# Work required:
Gather from the material every line that contains the string "title".

-=-=-

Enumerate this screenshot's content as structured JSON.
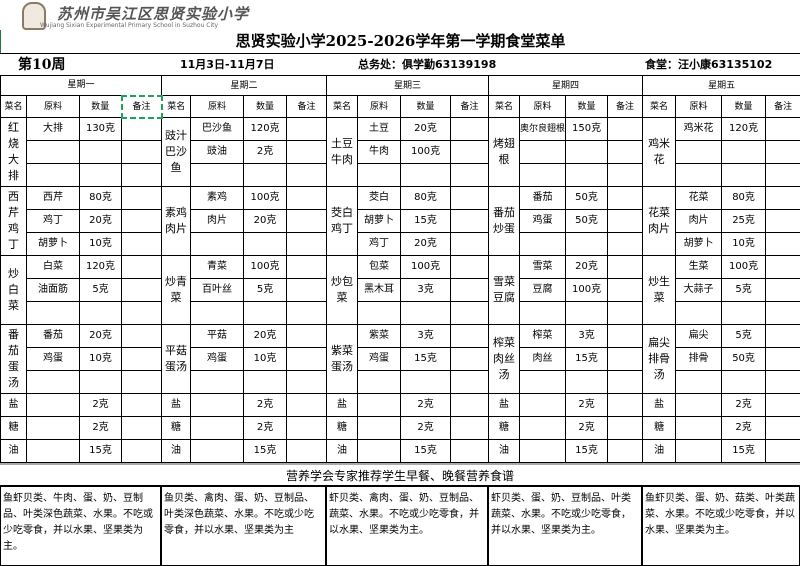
{
  "header": {
    "logo_cn": "苏州市吴江区思贤实验小学",
    "logo_en": "Wujiang Sixian Experimental Primary School in Suzhou City",
    "title": "思贤实验小学2025-2026学年第一学期食堂菜单",
    "week": "第10周",
    "dates": "11月3日-11月7日",
    "office": "总务处：俱学勤63139198",
    "canteen": "食堂：汪小康63135102"
  },
  "columns": [
    "菜名",
    "原料",
    "数量",
    "备注"
  ],
  "days": [
    {
      "name": "星期一",
      "dishes": [
        {
          "name": "红烧大排",
          "items": [
            [
              "大排",
              "130克"
            ],
            [
              "",
              ""
            ],
            [
              "",
              ""
            ]
          ]
        },
        {
          "name": "西芹鸡丁",
          "items": [
            [
              "西芹",
              "80克"
            ],
            [
              "鸡丁",
              "20克"
            ],
            [
              "胡萝卜",
              "10克"
            ]
          ]
        },
        {
          "name": "炒白菜",
          "items": [
            [
              "白菜",
              "120克"
            ],
            [
              "油面筋",
              "5克"
            ],
            [
              "",
              ""
            ]
          ]
        },
        {
          "name": "番茄蛋汤",
          "items": [
            [
              "番茄",
              "20克"
            ],
            [
              "鸡蛋",
              "10克"
            ],
            [
              "",
              ""
            ]
          ]
        }
      ],
      "seasonings": [
        [
          "盐",
          "2克"
        ],
        [
          "糖",
          "2克"
        ],
        [
          "油",
          "15克"
        ]
      ]
    },
    {
      "name": "星期二",
      "dishes": [
        {
          "name": "豉汁巴沙鱼",
          "items": [
            [
              "巴沙鱼",
              "120克"
            ],
            [
              "豉油",
              "2克"
            ],
            [
              "",
              ""
            ]
          ]
        },
        {
          "name": "素鸡肉片",
          "items": [
            [
              "素鸡",
              "100克"
            ],
            [
              "肉片",
              "20克"
            ],
            [
              "",
              ""
            ]
          ]
        },
        {
          "name": "炒青菜",
          "items": [
            [
              "青菜",
              "100克"
            ],
            [
              "百叶丝",
              "5克"
            ],
            [
              "",
              ""
            ]
          ]
        },
        {
          "name": "平菇蛋汤",
          "items": [
            [
              "平菇",
              "20克"
            ],
            [
              "鸡蛋",
              "10克"
            ],
            [
              "",
              ""
            ]
          ]
        }
      ],
      "seasonings": [
        [
          "盐",
          "2克"
        ],
        [
          "糖",
          "2克"
        ],
        [
          "油",
          "15克"
        ]
      ]
    },
    {
      "name": "星期三",
      "dishes": [
        {
          "name": "土豆牛肉",
          "items": [
            [
              "土豆",
              "20克"
            ],
            [
              "牛肉",
              "100克"
            ],
            [
              "",
              ""
            ]
          ]
        },
        {
          "name": "茭白鸡丁",
          "items": [
            [
              "茭白",
              "80克"
            ],
            [
              "胡萝卜",
              "15克"
            ],
            [
              "鸡丁",
              "20克"
            ]
          ]
        },
        {
          "name": "炒包菜",
          "items": [
            [
              "包菜",
              "100克"
            ],
            [
              "黑木耳",
              "3克"
            ],
            [
              "",
              ""
            ]
          ]
        },
        {
          "name": "紫菜蛋汤",
          "items": [
            [
              "紫菜",
              "3克"
            ],
            [
              "鸡蛋",
              "15克"
            ],
            [
              "",
              ""
            ]
          ]
        }
      ],
      "seasonings": [
        [
          "盐",
          "2克"
        ],
        [
          "糖",
          "2克"
        ],
        [
          "油",
          "15克"
        ]
      ]
    },
    {
      "name": "星期四",
      "dishes": [
        {
          "name": "烤翅根",
          "items": [
            [
              "奥尔良翅根",
              "150克"
            ],
            [
              "",
              ""
            ],
            [
              "",
              ""
            ]
          ]
        },
        {
          "name": "番茄炒蛋",
          "items": [
            [
              "番茄",
              "50克"
            ],
            [
              "鸡蛋",
              "50克"
            ],
            [
              "",
              ""
            ]
          ]
        },
        {
          "name": "雪菜豆腐",
          "items": [
            [
              "雪菜",
              "20克"
            ],
            [
              "豆腐",
              "100克"
            ],
            [
              "",
              ""
            ]
          ]
        },
        {
          "name": "榨菜肉丝汤",
          "items": [
            [
              "榨菜",
              "3克"
            ],
            [
              "肉丝",
              "15克"
            ],
            [
              "",
              ""
            ]
          ]
        }
      ],
      "seasonings": [
        [
          "盐",
          "2克"
        ],
        [
          "糖",
          "2克"
        ],
        [
          "油",
          "15克"
        ]
      ]
    },
    {
      "name": "星期五",
      "dishes": [
        {
          "name": "鸡米花",
          "items": [
            [
              "鸡米花",
              "120克"
            ],
            [
              "",
              ""
            ],
            [
              "",
              ""
            ]
          ]
        },
        {
          "name": "花菜肉片",
          "items": [
            [
              "花菜",
              "80克"
            ],
            [
              "肉片",
              "25克"
            ],
            [
              "胡萝卜",
              "10克"
            ]
          ]
        },
        {
          "name": "炒生菜",
          "items": [
            [
              "生菜",
              "100克"
            ],
            [
              "大蒜子",
              "5克"
            ],
            [
              "",
              ""
            ]
          ]
        },
        {
          "name": "扁尖排骨汤",
          "items": [
            [
              "扁尖",
              "5克"
            ],
            [
              "排骨",
              "50克"
            ],
            [
              "",
              ""
            ]
          ]
        }
      ],
      "seasonings": [
        [
          "盐",
          "2克"
        ],
        [
          "糖",
          "2克"
        ],
        [
          "油",
          "15克"
        ]
      ]
    }
  ],
  "nutrition": {
    "title": "营养学会专家推荐学生早餐、晚餐营养食谱",
    "texts": [
      "鱼虾贝类、牛肉、蛋、奶、豆制品、叶类深色蔬菜、水果。不吃或少吃零食，并以水果、坚果类为主。",
      "鱼贝类、禽肉、蛋、奶、豆制品、叶类深色蔬菜、水果。不吃或少吃零食，并以水果、坚果类为主",
      "虾贝类、禽肉、蛋、奶、豆制品、蔬菜、水果。不吃或少吃零食，并以水果、坚果类为主。",
      "虾贝类、蛋、奶、豆制品、叶类蔬菜、水果。不吃或少吃零食，并以水果、坚果类为主。",
      "鱼虾贝类、蛋、奶、菇类、叶类蔬菜、水果。不吃或少吃零食，并以水果、坚果类为主。"
    ]
  }
}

-=-=-

# Task solution:
    "title": "思贤实验小学2025-2026学年第一学期食堂菜单",
    "title": "营养学会专家推荐学生早餐、晚餐营养食谱",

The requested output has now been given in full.